» PROBLEM DETAILS:
Tally the lines holding "than" and state only that figure.

Data extracted from a collection:
--------------------------------------------------
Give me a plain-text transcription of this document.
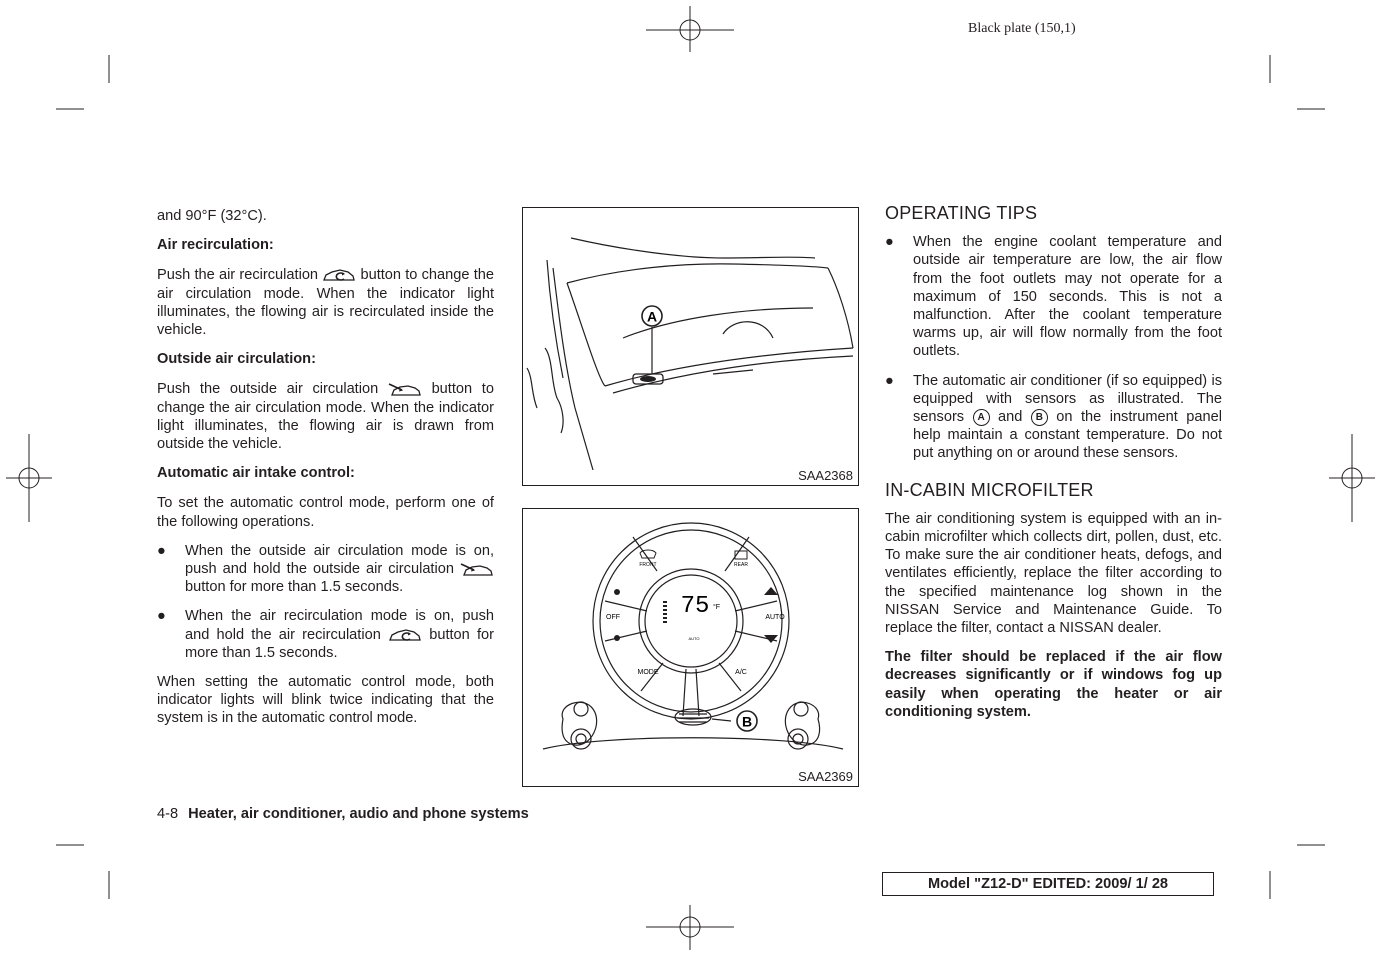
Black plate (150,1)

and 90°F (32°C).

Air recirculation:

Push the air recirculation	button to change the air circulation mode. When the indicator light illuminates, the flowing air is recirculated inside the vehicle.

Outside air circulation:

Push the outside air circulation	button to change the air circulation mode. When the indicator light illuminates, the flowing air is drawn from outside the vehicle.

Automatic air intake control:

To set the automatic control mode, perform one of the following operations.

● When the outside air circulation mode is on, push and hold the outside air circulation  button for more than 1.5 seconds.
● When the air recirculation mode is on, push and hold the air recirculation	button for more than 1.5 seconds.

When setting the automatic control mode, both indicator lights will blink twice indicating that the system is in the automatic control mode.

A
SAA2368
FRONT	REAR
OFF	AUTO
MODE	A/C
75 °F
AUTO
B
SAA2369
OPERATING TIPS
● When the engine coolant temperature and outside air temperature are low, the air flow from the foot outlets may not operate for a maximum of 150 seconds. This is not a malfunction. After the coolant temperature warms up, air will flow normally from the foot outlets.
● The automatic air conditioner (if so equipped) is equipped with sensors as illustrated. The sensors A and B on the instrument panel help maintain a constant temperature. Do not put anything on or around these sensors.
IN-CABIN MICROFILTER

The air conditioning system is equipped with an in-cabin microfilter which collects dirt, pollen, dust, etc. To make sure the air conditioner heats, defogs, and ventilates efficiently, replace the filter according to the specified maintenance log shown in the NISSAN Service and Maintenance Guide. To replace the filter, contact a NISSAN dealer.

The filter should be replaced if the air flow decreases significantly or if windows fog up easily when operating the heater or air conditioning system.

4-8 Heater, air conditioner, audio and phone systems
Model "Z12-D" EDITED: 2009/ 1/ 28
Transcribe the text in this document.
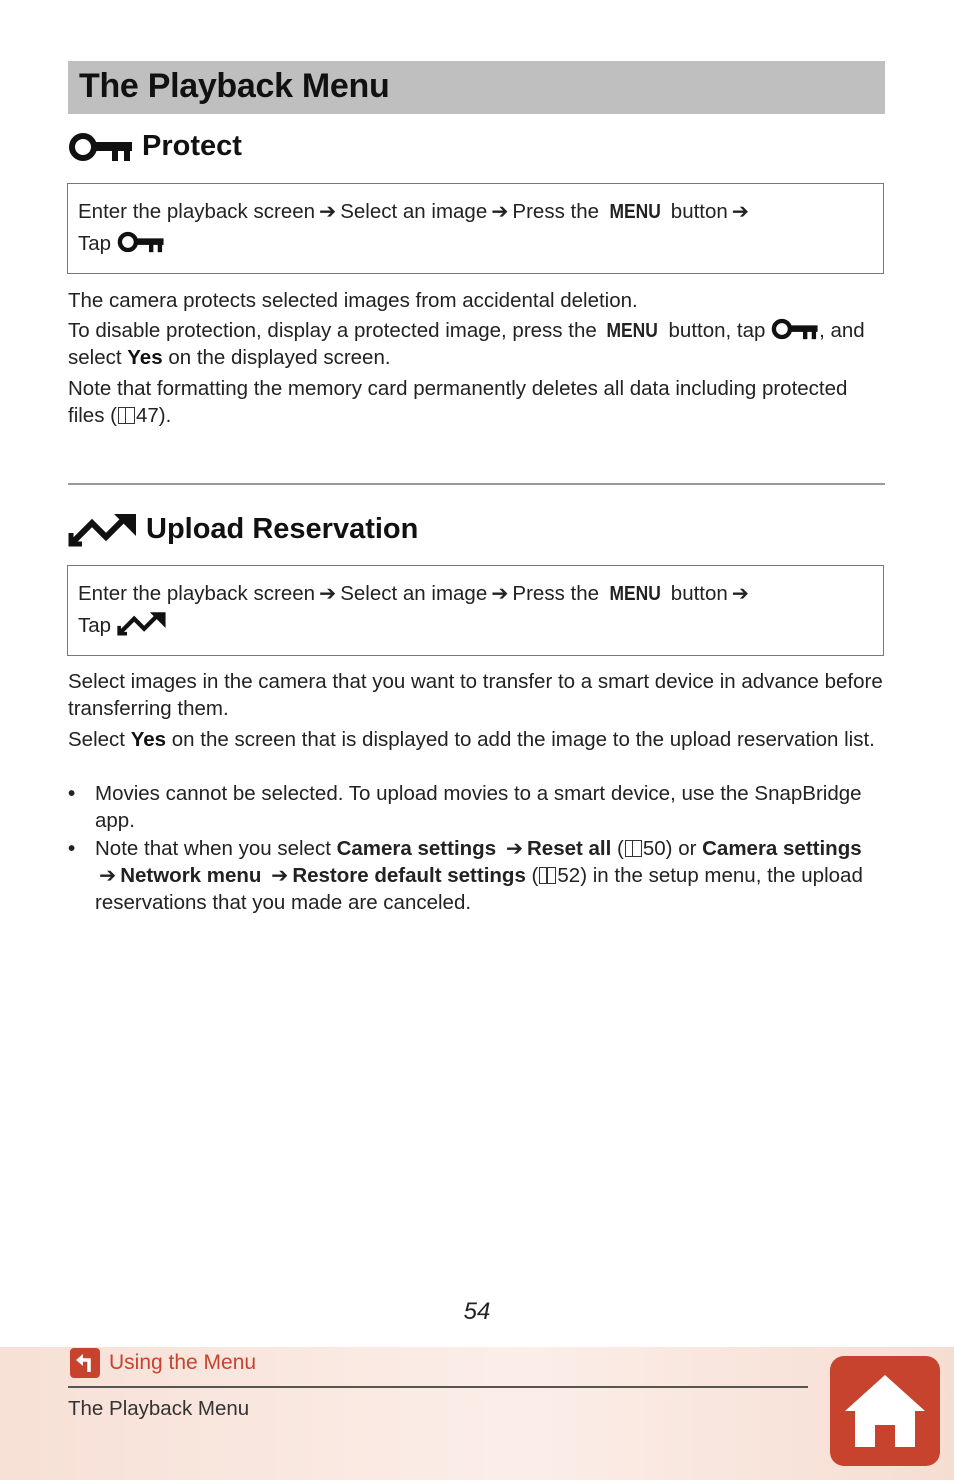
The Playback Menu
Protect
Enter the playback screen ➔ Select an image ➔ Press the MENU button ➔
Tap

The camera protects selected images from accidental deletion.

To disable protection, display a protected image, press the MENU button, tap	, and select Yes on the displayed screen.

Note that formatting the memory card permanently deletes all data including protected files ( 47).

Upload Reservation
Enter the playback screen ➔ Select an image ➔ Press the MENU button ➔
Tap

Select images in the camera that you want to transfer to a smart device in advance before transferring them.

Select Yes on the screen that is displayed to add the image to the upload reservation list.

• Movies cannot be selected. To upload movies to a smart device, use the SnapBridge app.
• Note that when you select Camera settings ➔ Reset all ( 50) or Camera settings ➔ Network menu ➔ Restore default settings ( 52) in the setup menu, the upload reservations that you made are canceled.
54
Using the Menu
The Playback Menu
--------------------------------------------------
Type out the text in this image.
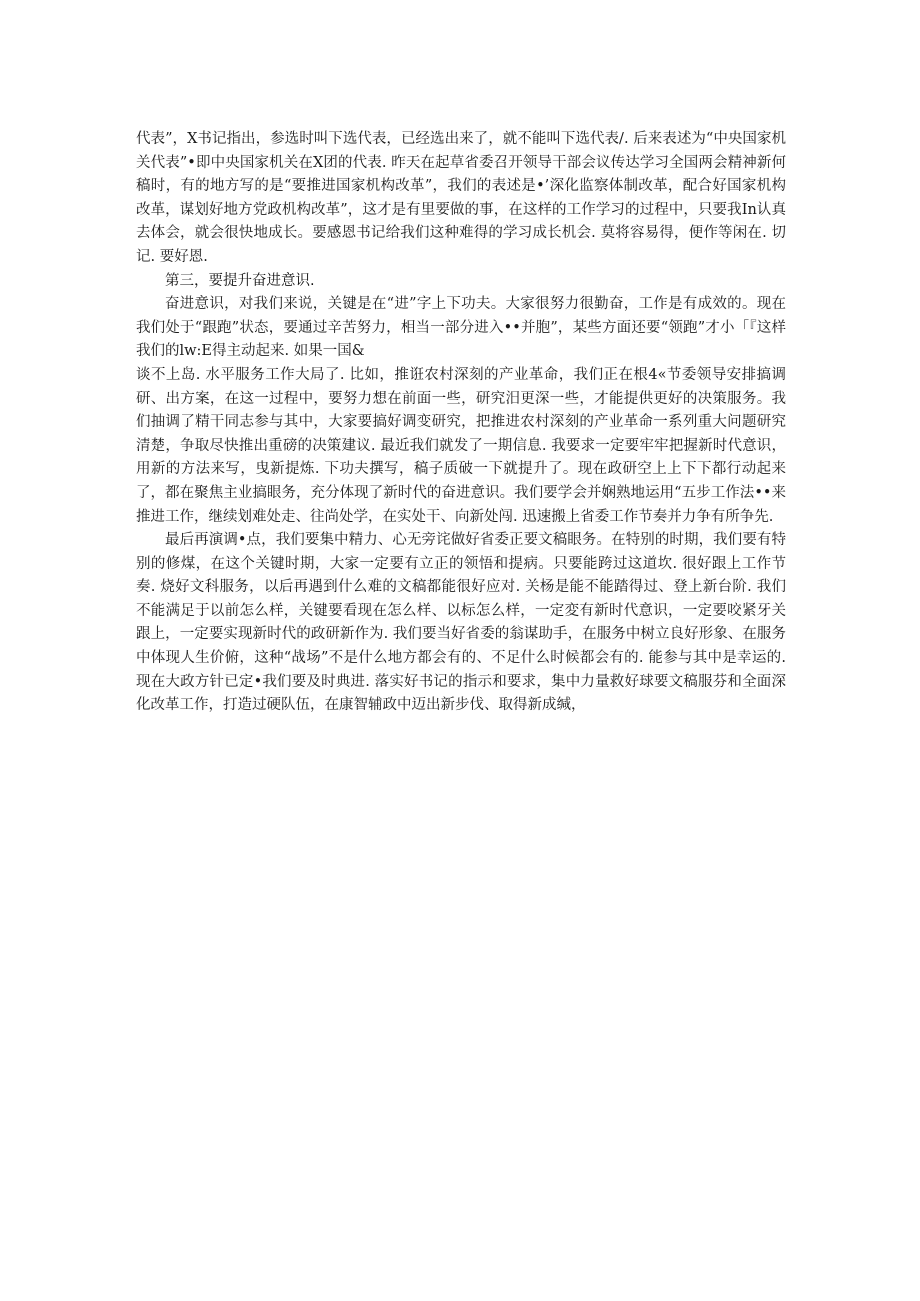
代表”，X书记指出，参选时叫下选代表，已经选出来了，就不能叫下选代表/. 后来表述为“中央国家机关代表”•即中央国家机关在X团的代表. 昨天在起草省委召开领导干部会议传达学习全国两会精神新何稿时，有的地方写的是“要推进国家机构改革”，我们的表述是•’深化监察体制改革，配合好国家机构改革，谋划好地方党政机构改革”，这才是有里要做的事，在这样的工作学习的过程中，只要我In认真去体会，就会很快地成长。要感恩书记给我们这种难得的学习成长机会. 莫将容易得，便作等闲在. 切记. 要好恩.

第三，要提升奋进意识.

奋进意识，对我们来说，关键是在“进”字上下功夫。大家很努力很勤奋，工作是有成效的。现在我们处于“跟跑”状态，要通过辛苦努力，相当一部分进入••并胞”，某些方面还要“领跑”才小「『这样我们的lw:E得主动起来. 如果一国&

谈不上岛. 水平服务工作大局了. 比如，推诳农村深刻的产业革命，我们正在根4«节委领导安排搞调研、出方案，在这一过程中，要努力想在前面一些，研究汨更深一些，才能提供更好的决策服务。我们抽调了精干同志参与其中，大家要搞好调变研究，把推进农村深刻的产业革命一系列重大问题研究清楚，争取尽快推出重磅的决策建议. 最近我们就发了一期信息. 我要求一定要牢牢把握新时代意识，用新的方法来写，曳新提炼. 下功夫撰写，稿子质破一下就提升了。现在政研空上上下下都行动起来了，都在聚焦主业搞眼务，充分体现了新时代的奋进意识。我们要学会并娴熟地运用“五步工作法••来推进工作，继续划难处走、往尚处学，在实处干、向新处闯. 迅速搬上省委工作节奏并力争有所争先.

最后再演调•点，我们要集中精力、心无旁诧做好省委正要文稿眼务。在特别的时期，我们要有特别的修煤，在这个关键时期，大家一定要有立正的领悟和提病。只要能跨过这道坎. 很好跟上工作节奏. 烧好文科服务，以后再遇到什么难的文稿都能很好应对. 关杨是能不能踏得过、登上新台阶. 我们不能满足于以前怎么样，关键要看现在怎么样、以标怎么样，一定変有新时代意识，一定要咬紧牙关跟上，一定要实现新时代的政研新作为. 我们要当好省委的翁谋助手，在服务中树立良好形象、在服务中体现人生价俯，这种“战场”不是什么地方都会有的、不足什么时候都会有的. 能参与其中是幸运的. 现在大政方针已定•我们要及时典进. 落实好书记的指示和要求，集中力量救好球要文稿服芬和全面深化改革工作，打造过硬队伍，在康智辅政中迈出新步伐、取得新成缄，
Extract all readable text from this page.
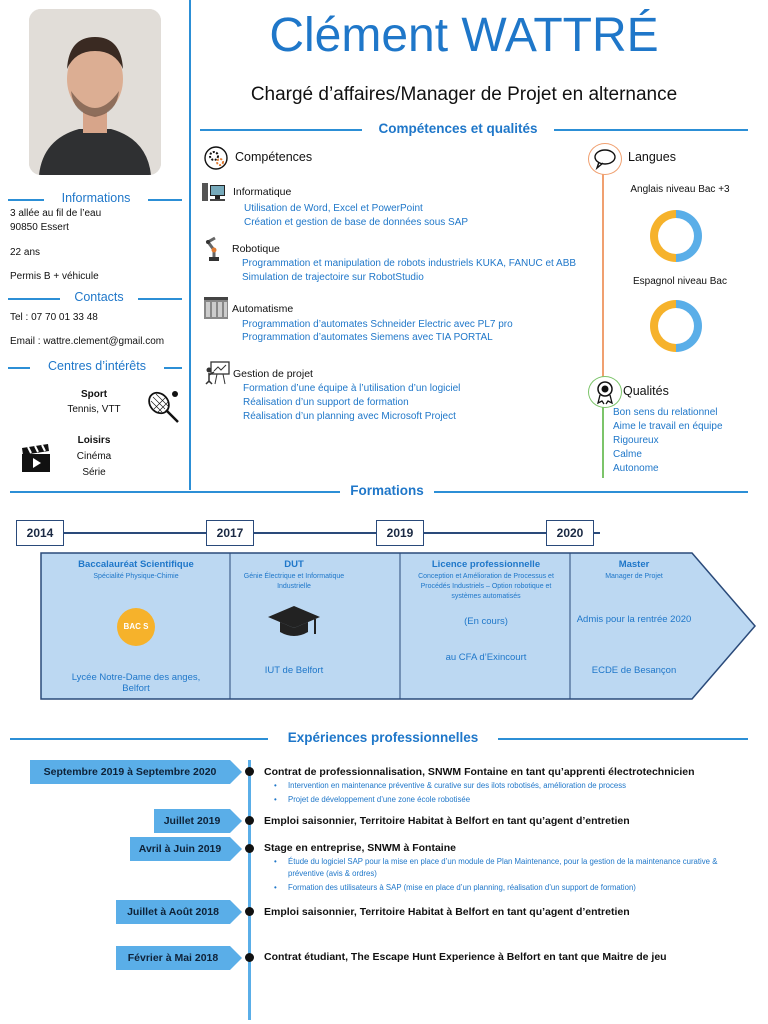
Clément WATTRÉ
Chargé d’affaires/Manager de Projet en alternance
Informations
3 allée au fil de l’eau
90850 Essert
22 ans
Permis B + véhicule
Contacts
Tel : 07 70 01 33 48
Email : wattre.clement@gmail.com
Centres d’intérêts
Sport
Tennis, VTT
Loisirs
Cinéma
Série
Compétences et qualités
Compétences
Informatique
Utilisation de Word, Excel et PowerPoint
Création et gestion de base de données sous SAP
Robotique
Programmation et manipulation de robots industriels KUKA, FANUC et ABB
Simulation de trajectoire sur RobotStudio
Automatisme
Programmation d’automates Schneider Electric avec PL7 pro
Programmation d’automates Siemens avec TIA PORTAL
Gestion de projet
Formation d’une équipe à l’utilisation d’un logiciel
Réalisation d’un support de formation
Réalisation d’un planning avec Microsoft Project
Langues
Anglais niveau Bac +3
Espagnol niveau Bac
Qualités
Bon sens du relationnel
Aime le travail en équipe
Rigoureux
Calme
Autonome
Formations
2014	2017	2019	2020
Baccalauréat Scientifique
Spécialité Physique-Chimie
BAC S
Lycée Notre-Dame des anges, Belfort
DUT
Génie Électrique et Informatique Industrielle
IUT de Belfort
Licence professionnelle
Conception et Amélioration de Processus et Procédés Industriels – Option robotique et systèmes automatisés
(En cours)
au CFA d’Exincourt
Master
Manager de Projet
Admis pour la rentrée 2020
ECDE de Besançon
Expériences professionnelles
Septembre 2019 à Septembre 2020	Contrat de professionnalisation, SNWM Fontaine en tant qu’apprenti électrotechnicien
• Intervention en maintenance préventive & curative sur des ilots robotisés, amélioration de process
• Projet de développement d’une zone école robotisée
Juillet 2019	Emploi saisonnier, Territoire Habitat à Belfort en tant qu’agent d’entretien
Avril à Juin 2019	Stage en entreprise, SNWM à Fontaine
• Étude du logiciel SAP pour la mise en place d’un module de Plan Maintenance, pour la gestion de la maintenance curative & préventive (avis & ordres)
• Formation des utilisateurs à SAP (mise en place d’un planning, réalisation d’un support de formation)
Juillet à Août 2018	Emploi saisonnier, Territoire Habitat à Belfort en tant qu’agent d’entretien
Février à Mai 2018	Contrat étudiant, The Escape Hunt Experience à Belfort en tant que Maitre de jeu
--------------------------------------------------
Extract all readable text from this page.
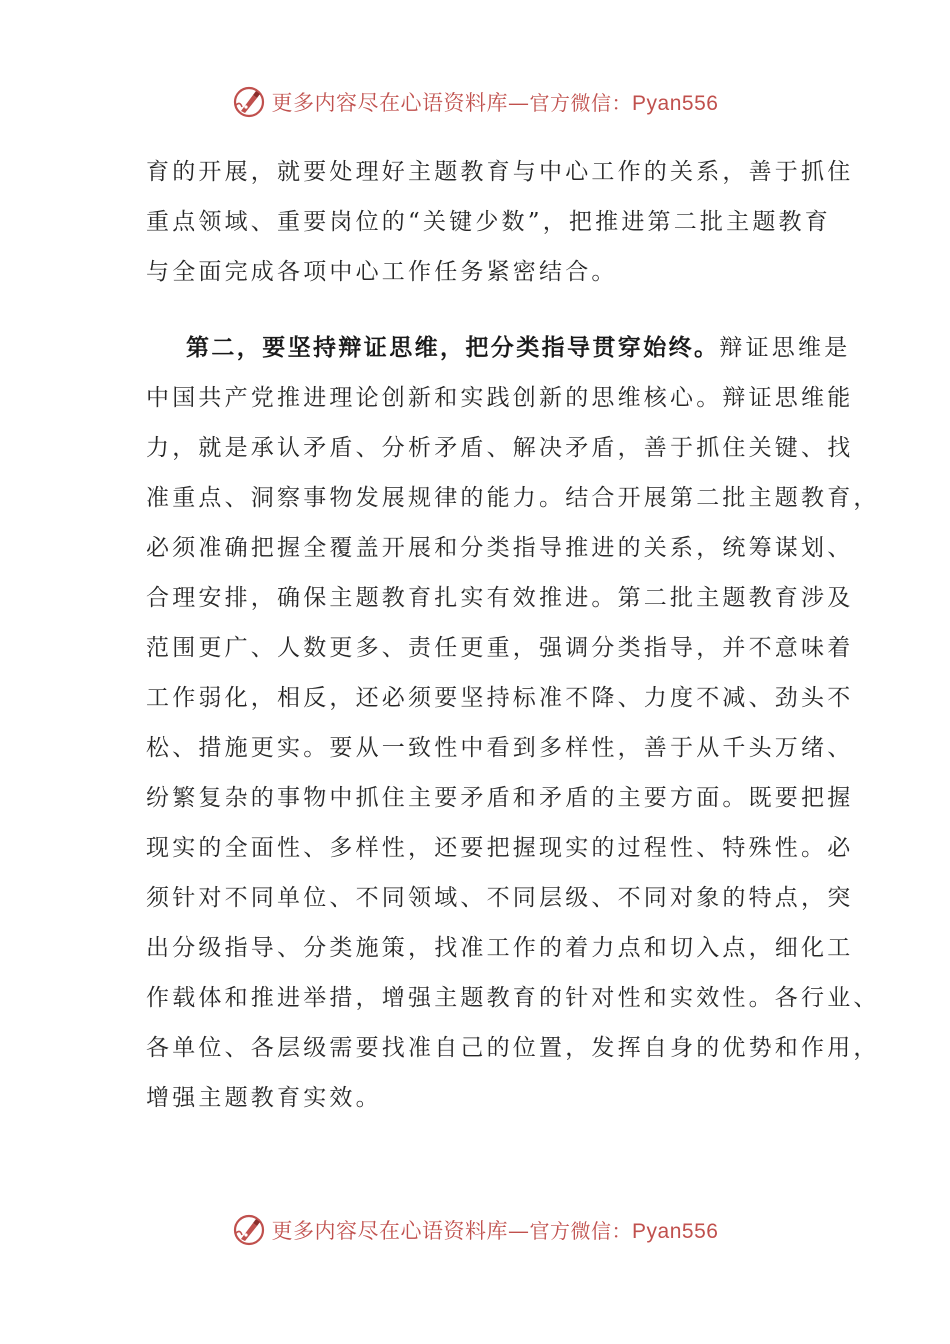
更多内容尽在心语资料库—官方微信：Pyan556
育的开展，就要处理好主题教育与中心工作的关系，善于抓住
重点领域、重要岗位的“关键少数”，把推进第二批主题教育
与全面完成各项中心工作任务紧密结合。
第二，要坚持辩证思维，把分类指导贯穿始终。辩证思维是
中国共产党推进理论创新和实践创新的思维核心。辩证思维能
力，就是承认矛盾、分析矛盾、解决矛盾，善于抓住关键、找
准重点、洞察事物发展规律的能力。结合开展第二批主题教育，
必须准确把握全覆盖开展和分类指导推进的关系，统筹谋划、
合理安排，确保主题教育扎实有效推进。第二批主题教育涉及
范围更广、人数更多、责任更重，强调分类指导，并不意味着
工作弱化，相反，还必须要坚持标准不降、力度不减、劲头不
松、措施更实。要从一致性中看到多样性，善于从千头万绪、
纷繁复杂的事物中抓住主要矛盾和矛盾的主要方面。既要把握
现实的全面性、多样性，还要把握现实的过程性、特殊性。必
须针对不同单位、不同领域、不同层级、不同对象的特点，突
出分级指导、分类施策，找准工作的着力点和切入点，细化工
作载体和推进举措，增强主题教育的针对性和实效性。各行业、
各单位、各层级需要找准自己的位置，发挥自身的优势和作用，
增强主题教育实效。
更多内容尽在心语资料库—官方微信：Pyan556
--------------------------------------------------
» RESULT FOR THIS TASK:
2